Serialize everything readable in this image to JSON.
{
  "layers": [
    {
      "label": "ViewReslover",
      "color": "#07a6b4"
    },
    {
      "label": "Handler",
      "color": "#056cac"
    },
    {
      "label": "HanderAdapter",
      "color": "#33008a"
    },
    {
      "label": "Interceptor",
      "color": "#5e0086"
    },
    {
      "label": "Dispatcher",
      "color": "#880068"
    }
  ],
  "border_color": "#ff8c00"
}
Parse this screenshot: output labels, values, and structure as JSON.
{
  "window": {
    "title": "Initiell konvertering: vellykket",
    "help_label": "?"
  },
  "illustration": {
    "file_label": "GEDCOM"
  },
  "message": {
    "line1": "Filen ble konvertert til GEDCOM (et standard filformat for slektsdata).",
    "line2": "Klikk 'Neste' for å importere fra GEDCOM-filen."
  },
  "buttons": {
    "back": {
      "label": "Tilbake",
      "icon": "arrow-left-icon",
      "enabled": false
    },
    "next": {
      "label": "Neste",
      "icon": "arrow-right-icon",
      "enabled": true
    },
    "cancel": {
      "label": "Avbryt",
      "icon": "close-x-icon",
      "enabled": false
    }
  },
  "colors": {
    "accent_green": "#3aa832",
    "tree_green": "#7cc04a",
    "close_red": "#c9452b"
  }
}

===

● **Problem description**:
All of the data above should be transcribed exactly.

● **Final answer**:
Serialize everything readable in this image to JSON.
{
  "layers": [
    {
      "label": "ViewReslover",
      "color": "#07a6b4"
    },
    {
      "label": "Handler",
      "color": "#056cac"
    },
    {
      "label": "HanderAdapter",
      "color": "#33008a"
    },
    {
      "label": "Interceptor",
      "color": "#5e0086"
    },
    {
      "label": "Dispatcher",
      "color": "#880068"
    }
  ],
  "border_color": "#ff8c00"
}
Parse this screenshot: output labels, values, and structure as JSON.
{
  "window": {
    "title": "Initiell konvertering: vellykket",
    "help_label": "?"
  },
  "illustration": {
    "file_label": "GEDCOM"
  },
  "message": {
    "line1": "Filen ble konvertert til GEDCOM (et standard filformat for slektsdata).",
    "line2": "Klikk 'Neste' for å importere fra GEDCOM-filen."
  },
  "buttons": {
    "back": {
      "label": "Tilbake",
      "icon": "arrow-left-icon",
      "enabled": false
    },
    "next": {
      "label": "Neste",
      "icon": "arrow-right-icon",
      "enabled": true
    },
    "cancel": {
      "label": "Avbryt",
      "icon": "close-x-icon",
      "enabled": false
    }
  },
  "colors": {
    "accent_green": "#3aa832",
    "tree_green": "#7cc04a",
    "close_red": "#c9452b"
  }
}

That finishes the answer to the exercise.